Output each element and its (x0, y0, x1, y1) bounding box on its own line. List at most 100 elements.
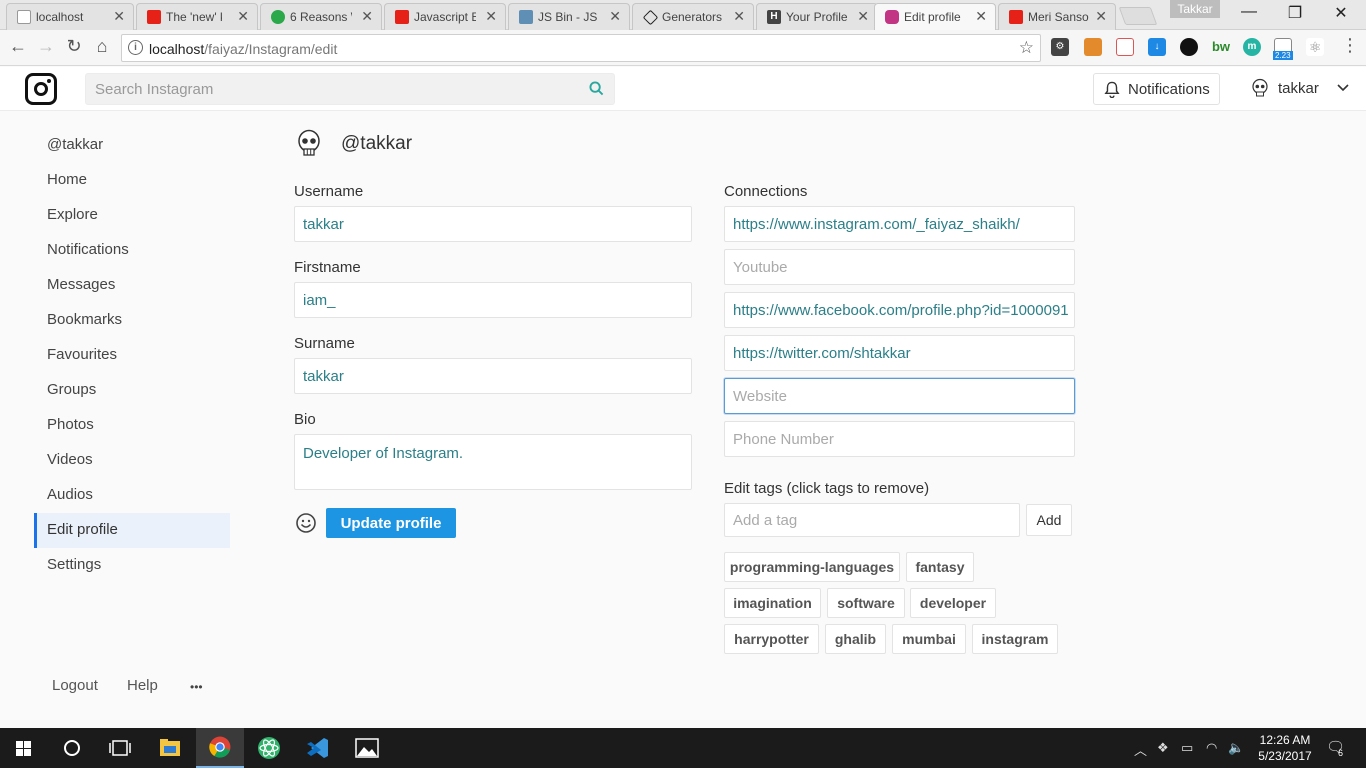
info-icon[interactable]: i (128, 40, 143, 55)
emoji-icon[interactable] (295, 512, 317, 534)
close-icon[interactable]: ✕ (361, 8, 373, 25)
phone-number-field[interactable] (724, 421, 1075, 457)
sidebar-item-favourites[interactable]: Favourites (34, 338, 230, 373)
wifi-icon[interactable]: ◠ (1206, 740, 1217, 756)
tag-chip[interactable]: harrypotter (724, 624, 819, 654)
search-icon[interactable] (589, 81, 604, 96)
bookmark-star-icon[interactable]: ☆ (1019, 38, 1034, 58)
close-icon[interactable]: ✕ (733, 8, 745, 25)
tag-chip[interactable]: fantasy (906, 552, 974, 582)
sidebar-item-edit-profile[interactable]: Edit profile (34, 513, 230, 548)
help-link[interactable]: Help (127, 677, 158, 694)
browser-tab[interactable]: The 'new' k ✕ (136, 3, 258, 30)
tag-chip[interactable]: programming-languages (724, 552, 900, 582)
browser-tab[interactable]: Meri Sanso ✕ (998, 3, 1116, 30)
minimize-button[interactable]: — (1226, 3, 1272, 21)
user-menu[interactable]: takkar (1250, 77, 1360, 103)
sidebar-item-home[interactable]: Home (34, 163, 230, 198)
address-bar[interactable]: i localhost/faiyaz/Instagram/edit ☆ (121, 34, 1041, 62)
bio-textarea[interactable]: Developer of Instagram. (294, 434, 692, 490)
close-icon[interactable]: ✕ (485, 8, 497, 25)
forward-button[interactable]: → (34, 36, 58, 57)
react-extension-icon[interactable]: ⚛ (1306, 38, 1324, 56)
notifications-button[interactable]: Notifications (1093, 73, 1220, 105)
sidebar-item-photos[interactable]: Photos (34, 408, 230, 443)
window-user-badge[interactable]: Takkar (1170, 0, 1220, 18)
download-extension-icon[interactable]: ↓ (1148, 38, 1166, 56)
taskbar-clock[interactable]: 12:26 AM 5/23/2017 (1254, 732, 1316, 764)
browser-tab-active[interactable]: Edit profile ✕ (874, 3, 996, 31)
tab-title: 6 Reasons W (290, 10, 352, 24)
browser-tab[interactable]: Javascript E ✕ (384, 3, 506, 30)
browser-tab[interactable]: localhost ✕ (6, 3, 134, 30)
profile-avatar[interactable] (294, 128, 324, 158)
sidebar-item-notifications[interactable]: Notifications (34, 233, 230, 268)
photos-icon[interactable] (343, 728, 391, 768)
windows-start-icon[interactable] (0, 728, 48, 768)
close-window-button[interactable]: ✕ (1318, 3, 1364, 23)
instagram-logo[interactable] (25, 73, 57, 105)
maximize-button[interactable]: ❐ (1272, 3, 1318, 23)
facebook-link-field[interactable] (724, 292, 1075, 328)
tag-chip[interactable]: ghalib (825, 624, 886, 654)
surname-field[interactable] (294, 358, 692, 394)
extension-icon[interactable] (1180, 38, 1198, 56)
add-tag-button[interactable]: Add (1026, 504, 1072, 536)
instagram-link-field[interactable] (724, 206, 1075, 242)
reload-button[interactable]: ↻ (62, 36, 86, 57)
tag-chip[interactable]: mumbai (892, 624, 966, 654)
gear-extension-icon[interactable]: ⚙ (1051, 38, 1069, 56)
add-tag-input[interactable] (724, 503, 1020, 537)
username-field[interactable] (294, 206, 692, 242)
url-text[interactable]: localhost/faiyaz/Instagram/edit (149, 41, 337, 57)
firstname-field[interactable] (294, 282, 692, 318)
dropbox-icon[interactable]: ❖ (1157, 740, 1169, 756)
task-view-icon[interactable] (96, 728, 144, 768)
sidebar-item-explore[interactable]: Explore (34, 198, 230, 233)
volume-icon[interactable]: 🔈 (1228, 740, 1244, 756)
bw-extension-icon[interactable]: bw (1210, 38, 1232, 56)
search-circle-icon[interactable] (48, 728, 96, 768)
atom-icon[interactable] (245, 728, 293, 768)
m-extension-icon[interactable]: m (1243, 38, 1261, 56)
menu-icon[interactable]: ⋮ (1338, 35, 1362, 56)
sidebar-item-profile[interactable]: @takkar (34, 128, 230, 163)
close-icon[interactable]: ✕ (113, 8, 125, 25)
sidebar-item-videos[interactable]: Videos (34, 443, 230, 478)
more-options-button[interactable]: ••• (190, 680, 203, 694)
chrome-icon[interactable] (196, 728, 244, 768)
calendar-extension-icon[interactable] (1116, 38, 1134, 56)
twitter-link-field[interactable] (724, 335, 1075, 371)
logout-link[interactable]: Logout (52, 677, 98, 694)
sidebar-item-audios[interactable]: Audios (34, 478, 230, 513)
browser-tab[interactable]: 6 Reasons W ✕ (260, 3, 382, 30)
home-button[interactable]: ⌂ (90, 36, 114, 57)
chevron-up-icon[interactable]: ︿ (1134, 740, 1147, 759)
extension-icon[interactable] (1084, 38, 1102, 56)
tag-chip[interactable]: software (827, 588, 905, 618)
new-tab-button[interactable] (1118, 7, 1158, 25)
vscode-icon[interactable] (294, 728, 342, 768)
close-icon[interactable]: ✕ (609, 8, 621, 25)
tag-chip[interactable]: imagination (724, 588, 821, 618)
sidebar-item-messages[interactable]: Messages (34, 268, 230, 303)
search-input[interactable] (86, 74, 576, 104)
website-field[interactable] (724, 378, 1075, 414)
sidebar-item-settings[interactable]: Settings (34, 548, 230, 583)
close-icon[interactable]: ✕ (857, 8, 869, 25)
close-icon[interactable]: ✕ (1095, 8, 1107, 25)
back-button[interactable]: ← (6, 36, 30, 57)
tag-chip[interactable]: developer (910, 588, 996, 618)
close-icon[interactable]: ✕ (975, 8, 987, 25)
tag-chip[interactable]: instagram (972, 624, 1058, 654)
browser-tab[interactable]: H Your Profile ✕ (756, 3, 878, 30)
close-icon[interactable]: ✕ (237, 8, 249, 25)
browser-tab[interactable]: Generators ✕ (632, 3, 754, 30)
battery-icon[interactable]: ▭ (1181, 740, 1193, 756)
youtube-link-field[interactable] (724, 249, 1075, 285)
update-profile-button[interactable]: Update profile (326, 508, 456, 538)
file-explorer-icon[interactable] (146, 728, 194, 768)
sidebar-item-bookmarks[interactable]: Bookmarks (34, 303, 230, 338)
sidebar-item-groups[interactable]: Groups (34, 373, 230, 408)
browser-tab[interactable]: JS Bin - JS B ✕ (508, 3, 630, 30)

========================================

Consegna => Ricopia alla lettera tutto l'elenco qui sopra, riga per riga, omettendo le immagini.

Risultato dell'esercizio =>
Output each element and its (x0, y0, x1, y1) bounding box on its own line. List at most 100 elements.
info-icon[interactable]: i (128, 40, 143, 55)
emoji-icon[interactable] (295, 512, 317, 534)
close-icon[interactable]: ✕ (361, 8, 373, 25)
phone-number-field[interactable] (724, 421, 1075, 457)
sidebar-item-favourites[interactable]: Favourites (34, 338, 230, 373)
wifi-icon[interactable]: ◠ (1206, 740, 1217, 756)
tag-chip[interactable]: harrypotter (724, 624, 819, 654)
search-icon[interactable] (589, 81, 604, 96)
bookmark-star-icon[interactable]: ☆ (1019, 38, 1034, 58)
close-icon[interactable]: ✕ (733, 8, 745, 25)
tag-chip[interactable]: fantasy (906, 552, 974, 582)
sidebar-item-edit-profile[interactable]: Edit profile (34, 513, 230, 548)
help-link[interactable]: Help (127, 677, 158, 694)
browser-tab[interactable]: The 'new' k ✕ (136, 3, 258, 30)
tag-chip[interactable]: programming-languages (724, 552, 900, 582)
browser-tab[interactable]: Meri Sanso ✕ (998, 3, 1116, 30)
minimize-button[interactable]: — (1226, 3, 1272, 21)
user-menu[interactable]: takkar (1250, 77, 1360, 103)
sidebar-item-home[interactable]: Home (34, 163, 230, 198)
address-bar[interactable]: i localhost/faiyaz/Instagram/edit ☆ (121, 34, 1041, 62)
bio-textarea[interactable]: Developer of Instagram. (294, 434, 692, 490)
close-icon[interactable]: ✕ (485, 8, 497, 25)
forward-button[interactable]: → (34, 36, 58, 57)
react-extension-icon[interactable]: ⚛ (1306, 38, 1324, 56)
notifications-button[interactable]: Notifications (1093, 73, 1220, 105)
sidebar-item-photos[interactable]: Photos (34, 408, 230, 443)
window-user-badge[interactable]: Takkar (1170, 0, 1220, 18)
download-extension-icon[interactable]: ↓ (1148, 38, 1166, 56)
taskbar-clock[interactable]: 12:26 AM 5/23/2017 (1254, 732, 1316, 764)
browser-tab-active[interactable]: Edit profile ✕ (874, 3, 996, 31)
tab-title: 6 Reasons W (290, 10, 352, 24)
browser-tab[interactable]: Javascript E ✕ (384, 3, 506, 30)
browser-tab[interactable]: localhost ✕ (6, 3, 134, 30)
profile-avatar[interactable] (294, 128, 324, 158)
sidebar-item-notifications[interactable]: Notifications (34, 233, 230, 268)
photos-icon[interactable] (343, 728, 391, 768)
windows-start-icon[interactable] (0, 728, 48, 768)
close-window-button[interactable]: ✕ (1318, 3, 1364, 23)
instagram-logo[interactable] (25, 73, 57, 105)
maximize-button[interactable]: ❐ (1272, 3, 1318, 23)
facebook-link-field[interactable] (724, 292, 1075, 328)
tag-chip[interactable]: ghalib (825, 624, 886, 654)
surname-field[interactable] (294, 358, 692, 394)
extension-icon[interactable] (1180, 38, 1198, 56)
add-tag-button[interactable]: Add (1026, 504, 1072, 536)
instagram-link-field[interactable] (724, 206, 1075, 242)
reload-button[interactable]: ↻ (62, 36, 86, 57)
tag-chip[interactable]: mumbai (892, 624, 966, 654)
gear-extension-icon[interactable]: ⚙ (1051, 38, 1069, 56)
add-tag-input[interactable] (724, 503, 1020, 537)
username-field[interactable] (294, 206, 692, 242)
url-text[interactable]: localhost/faiyaz/Instagram/edit (149, 41, 337, 57)
firstname-field[interactable] (294, 282, 692, 318)
dropbox-icon[interactable]: ❖ (1157, 740, 1169, 756)
task-view-icon[interactable] (96, 728, 144, 768)
sidebar-item-explore[interactable]: Explore (34, 198, 230, 233)
volume-icon[interactable]: 🔈 (1228, 740, 1244, 756)
bw-extension-icon[interactable]: bw (1210, 38, 1232, 56)
search-circle-icon[interactable] (48, 728, 96, 768)
atom-icon[interactable] (245, 728, 293, 768)
m-extension-icon[interactable]: m (1243, 38, 1261, 56)
menu-icon[interactable]: ⋮ (1338, 35, 1362, 56)
sidebar-item-profile[interactable]: @takkar (34, 128, 230, 163)
close-icon[interactable]: ✕ (113, 8, 125, 25)
sidebar-item-videos[interactable]: Videos (34, 443, 230, 478)
more-options-button[interactable]: ••• (190, 680, 203, 694)
chrome-icon[interactable] (196, 728, 244, 768)
calendar-extension-icon[interactable] (1116, 38, 1134, 56)
twitter-link-field[interactable] (724, 335, 1075, 371)
logout-link[interactable]: Logout (52, 677, 98, 694)
sidebar-item-audios[interactable]: Audios (34, 478, 230, 513)
browser-tab[interactable]: 6 Reasons W ✕ (260, 3, 382, 30)
home-button[interactable]: ⌂ (90, 36, 114, 57)
chevron-up-icon[interactable]: ︿ (1134, 740, 1147, 759)
extension-icon[interactable] (1084, 38, 1102, 56)
tag-chip[interactable]: software (827, 588, 905, 618)
new-tab-button[interactable] (1118, 7, 1158, 25)
vscode-icon[interactable] (294, 728, 342, 768)
close-icon[interactable]: ✕ (609, 8, 621, 25)
tag-chip[interactable]: imagination (724, 588, 821, 618)
sidebar-item-messages[interactable]: Messages (34, 268, 230, 303)
search-input[interactable] (86, 74, 576, 104)
website-field[interactable] (724, 378, 1075, 414)
sidebar-item-settings[interactable]: Settings (34, 548, 230, 583)
close-icon[interactable]: ✕ (857, 8, 869, 25)
close-icon[interactable]: ✕ (1095, 8, 1107, 25)
back-button[interactable]: ← (6, 36, 30, 57)
tag-chip[interactable]: developer (910, 588, 996, 618)
close-icon[interactable]: ✕ (975, 8, 987, 25)
tag-chip[interactable]: instagram (972, 624, 1058, 654)
browser-tab[interactable]: H Your Profile ✕ (756, 3, 878, 30)
close-icon[interactable]: ✕ (237, 8, 249, 25)
browser-tab[interactable]: Generators ✕ (632, 3, 754, 30)
battery-icon[interactable]: ▭ (1181, 740, 1193, 756)
youtube-link-field[interactable] (724, 249, 1075, 285)
update-profile-button[interactable]: Update profile (326, 508, 456, 538)
file-explorer-icon[interactable] (146, 728, 194, 768)
sidebar-item-bookmarks[interactable]: Bookmarks (34, 303, 230, 338)
sidebar-item-groups[interactable]: Groups (34, 373, 230, 408)
browser-tab[interactable]: JS Bin - JS B ✕ (508, 3, 630, 30)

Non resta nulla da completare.